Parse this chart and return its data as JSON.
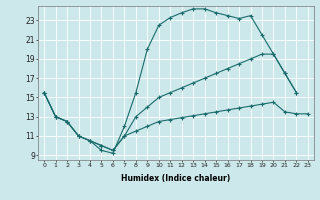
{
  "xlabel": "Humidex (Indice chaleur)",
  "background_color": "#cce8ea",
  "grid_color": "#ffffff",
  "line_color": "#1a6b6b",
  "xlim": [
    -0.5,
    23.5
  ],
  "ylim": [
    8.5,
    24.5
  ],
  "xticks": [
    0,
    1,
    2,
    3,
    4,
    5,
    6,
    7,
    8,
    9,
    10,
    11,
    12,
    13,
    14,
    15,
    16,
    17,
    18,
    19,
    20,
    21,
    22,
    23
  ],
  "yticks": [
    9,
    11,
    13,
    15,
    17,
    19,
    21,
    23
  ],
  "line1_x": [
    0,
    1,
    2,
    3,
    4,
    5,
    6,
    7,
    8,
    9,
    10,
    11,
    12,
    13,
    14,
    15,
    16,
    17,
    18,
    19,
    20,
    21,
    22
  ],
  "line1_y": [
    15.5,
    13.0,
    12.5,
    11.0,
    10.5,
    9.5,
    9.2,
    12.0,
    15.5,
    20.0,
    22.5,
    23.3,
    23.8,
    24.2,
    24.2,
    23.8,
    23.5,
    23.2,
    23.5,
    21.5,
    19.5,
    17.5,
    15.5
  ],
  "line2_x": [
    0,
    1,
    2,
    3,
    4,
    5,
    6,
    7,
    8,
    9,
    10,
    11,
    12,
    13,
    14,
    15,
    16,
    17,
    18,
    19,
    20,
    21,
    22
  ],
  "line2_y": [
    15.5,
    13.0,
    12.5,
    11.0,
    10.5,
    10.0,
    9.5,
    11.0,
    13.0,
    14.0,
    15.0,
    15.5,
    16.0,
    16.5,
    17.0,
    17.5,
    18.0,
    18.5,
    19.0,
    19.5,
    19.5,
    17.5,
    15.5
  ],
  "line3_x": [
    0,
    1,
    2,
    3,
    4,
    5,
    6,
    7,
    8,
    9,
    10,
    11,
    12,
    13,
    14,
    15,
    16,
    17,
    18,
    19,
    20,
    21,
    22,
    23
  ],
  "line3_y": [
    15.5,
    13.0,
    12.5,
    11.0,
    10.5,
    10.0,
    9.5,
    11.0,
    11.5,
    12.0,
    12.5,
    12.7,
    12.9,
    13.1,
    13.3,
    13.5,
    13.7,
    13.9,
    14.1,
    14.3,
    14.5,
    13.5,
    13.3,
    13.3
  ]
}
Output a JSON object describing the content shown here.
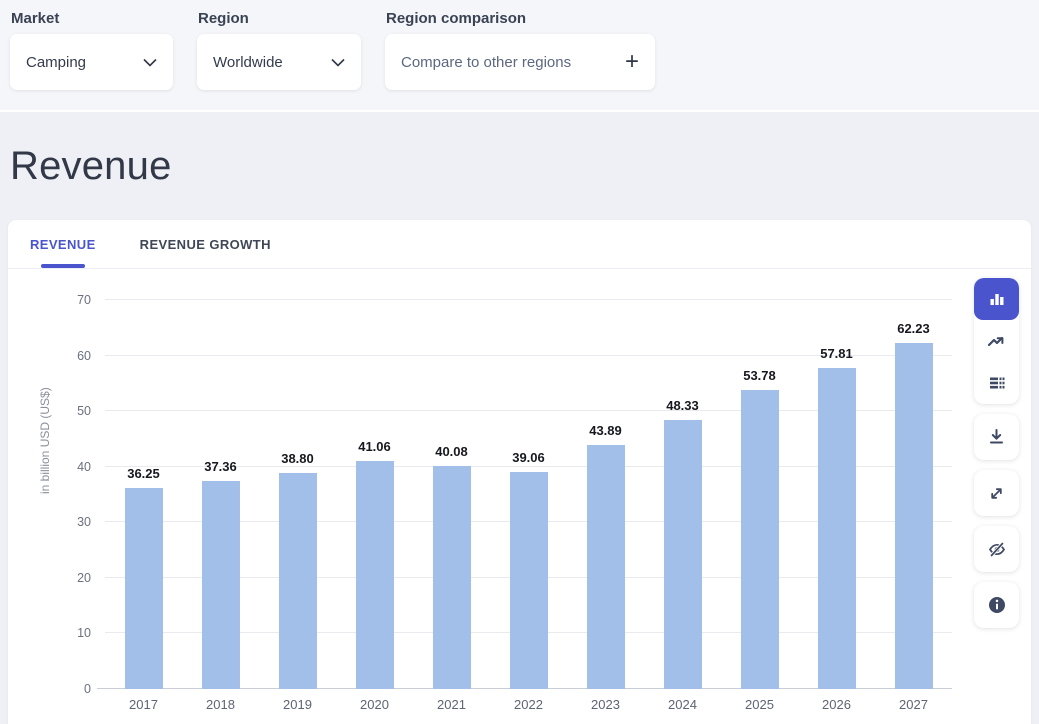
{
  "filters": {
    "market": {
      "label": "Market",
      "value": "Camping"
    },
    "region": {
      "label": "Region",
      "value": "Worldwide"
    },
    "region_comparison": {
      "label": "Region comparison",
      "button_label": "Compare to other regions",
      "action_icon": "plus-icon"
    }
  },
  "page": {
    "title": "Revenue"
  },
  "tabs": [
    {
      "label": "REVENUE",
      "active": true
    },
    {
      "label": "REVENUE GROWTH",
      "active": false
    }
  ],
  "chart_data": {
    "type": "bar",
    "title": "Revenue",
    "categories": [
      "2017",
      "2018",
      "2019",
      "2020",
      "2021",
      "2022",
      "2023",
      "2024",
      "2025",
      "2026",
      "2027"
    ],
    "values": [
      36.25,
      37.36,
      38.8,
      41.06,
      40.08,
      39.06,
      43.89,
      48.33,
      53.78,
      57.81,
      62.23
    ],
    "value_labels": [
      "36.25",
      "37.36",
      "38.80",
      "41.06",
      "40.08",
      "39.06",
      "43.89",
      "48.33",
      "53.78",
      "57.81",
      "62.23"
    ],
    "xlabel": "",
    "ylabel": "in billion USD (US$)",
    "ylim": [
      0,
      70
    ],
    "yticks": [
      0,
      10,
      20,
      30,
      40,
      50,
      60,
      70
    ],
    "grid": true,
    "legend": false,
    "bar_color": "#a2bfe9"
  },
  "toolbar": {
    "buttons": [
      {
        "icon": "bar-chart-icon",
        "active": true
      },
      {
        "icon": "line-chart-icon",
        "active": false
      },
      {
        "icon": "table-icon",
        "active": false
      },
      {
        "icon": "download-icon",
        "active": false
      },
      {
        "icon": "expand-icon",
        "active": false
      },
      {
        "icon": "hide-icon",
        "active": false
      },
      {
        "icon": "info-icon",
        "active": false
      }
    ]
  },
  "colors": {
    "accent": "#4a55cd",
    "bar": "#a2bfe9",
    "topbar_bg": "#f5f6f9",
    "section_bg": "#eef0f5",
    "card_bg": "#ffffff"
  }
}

> _Required work_: Exclude the images and reproduce the remaining data exactly.

> _Full response_:
Parse this chart and return its data as JSON.
{
  "xlabel": "Humidex (Indice chaleur)",
  "background_color": "#cce8ea",
  "grid_color": "#ffffff",
  "line_color": "#1a6b6b",
  "xlim": [
    -0.5,
    23.5
  ],
  "ylim": [
    8.5,
    24.5
  ],
  "xticks": [
    0,
    1,
    2,
    3,
    4,
    5,
    6,
    7,
    8,
    9,
    10,
    11,
    12,
    13,
    14,
    15,
    16,
    17,
    18,
    19,
    20,
    21,
    22,
    23
  ],
  "yticks": [
    9,
    11,
    13,
    15,
    17,
    19,
    21,
    23
  ],
  "line1_x": [
    0,
    1,
    2,
    3,
    4,
    5,
    6,
    7,
    8,
    9,
    10,
    11,
    12,
    13,
    14,
    15,
    16,
    17,
    18,
    19,
    20,
    21,
    22
  ],
  "line1_y": [
    15.5,
    13.0,
    12.5,
    11.0,
    10.5,
    9.5,
    9.2,
    12.0,
    15.5,
    20.0,
    22.5,
    23.3,
    23.8,
    24.2,
    24.2,
    23.8,
    23.5,
    23.2,
    23.5,
    21.5,
    19.5,
    17.5,
    15.5
  ],
  "line2_x": [
    0,
    1,
    2,
    3,
    4,
    5,
    6,
    7,
    8,
    9,
    10,
    11,
    12,
    13,
    14,
    15,
    16,
    17,
    18,
    19,
    20,
    21,
    22
  ],
  "line2_y": [
    15.5,
    13.0,
    12.5,
    11.0,
    10.5,
    10.0,
    9.5,
    11.0,
    13.0,
    14.0,
    15.0,
    15.5,
    16.0,
    16.5,
    17.0,
    17.5,
    18.0,
    18.5,
    19.0,
    19.5,
    19.5,
    17.5,
    15.5
  ],
  "line3_x": [
    0,
    1,
    2,
    3,
    4,
    5,
    6,
    7,
    8,
    9,
    10,
    11,
    12,
    13,
    14,
    15,
    16,
    17,
    18,
    19,
    20,
    21,
    22,
    23
  ],
  "line3_y": [
    15.5,
    13.0,
    12.5,
    11.0,
    10.5,
    10.0,
    9.5,
    11.0,
    11.5,
    12.0,
    12.5,
    12.7,
    12.9,
    13.1,
    13.3,
    13.5,
    13.7,
    13.9,
    14.1,
    14.3,
    14.5,
    13.5,
    13.3,
    13.3
  ]
}
Output a JSON object describing the content shown here.
{
  "filters": {
    "market": {
      "label": "Market",
      "value": "Camping"
    },
    "region": {
      "label": "Region",
      "value": "Worldwide"
    },
    "region_comparison": {
      "label": "Region comparison",
      "button_label": "Compare to other regions",
      "action_icon": "plus-icon"
    }
  },
  "page": {
    "title": "Revenue"
  },
  "tabs": [
    {
      "label": "REVENUE",
      "active": true
    },
    {
      "label": "REVENUE GROWTH",
      "active": false
    }
  ],
  "chart_data": {
    "type": "bar",
    "title": "Revenue",
    "categories": [
      "2017",
      "2018",
      "2019",
      "2020",
      "2021",
      "2022",
      "2023",
      "2024",
      "2025",
      "2026",
      "2027"
    ],
    "values": [
      36.25,
      37.36,
      38.8,
      41.06,
      40.08,
      39.06,
      43.89,
      48.33,
      53.78,
      57.81,
      62.23
    ],
    "value_labels": [
      "36.25",
      "37.36",
      "38.80",
      "41.06",
      "40.08",
      "39.06",
      "43.89",
      "48.33",
      "53.78",
      "57.81",
      "62.23"
    ],
    "xlabel": "",
    "ylabel": "in billion USD (US$)",
    "ylim": [
      0,
      70
    ],
    "yticks": [
      0,
      10,
      20,
      30,
      40,
      50,
      60,
      70
    ],
    "grid": true,
    "legend": false,
    "bar_color": "#a2bfe9"
  },
  "toolbar": {
    "buttons": [
      {
        "icon": "bar-chart-icon",
        "active": true
      },
      {
        "icon": "line-chart-icon",
        "active": false
      },
      {
        "icon": "table-icon",
        "active": false
      },
      {
        "icon": "download-icon",
        "active": false
      },
      {
        "icon": "expand-icon",
        "active": false
      },
      {
        "icon": "hide-icon",
        "active": false
      },
      {
        "icon": "info-icon",
        "active": false
      }
    ]
  },
  "colors": {
    "accent": "#4a55cd",
    "bar": "#a2bfe9",
    "topbar_bg": "#f5f6f9",
    "section_bg": "#eef0f5",
    "card_bg": "#ffffff"
  }
}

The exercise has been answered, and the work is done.